Data records:
-*-
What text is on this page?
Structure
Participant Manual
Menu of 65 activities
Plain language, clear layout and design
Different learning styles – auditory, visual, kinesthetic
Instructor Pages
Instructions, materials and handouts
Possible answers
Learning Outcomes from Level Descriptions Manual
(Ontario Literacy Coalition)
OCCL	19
-*-
_Exercise task_
Identify the lines of the entries containing the string "Manual". Copy each such line.

_Answer for this exercise_
Participant Manual
Learning Outcomes from Level Descriptions Manual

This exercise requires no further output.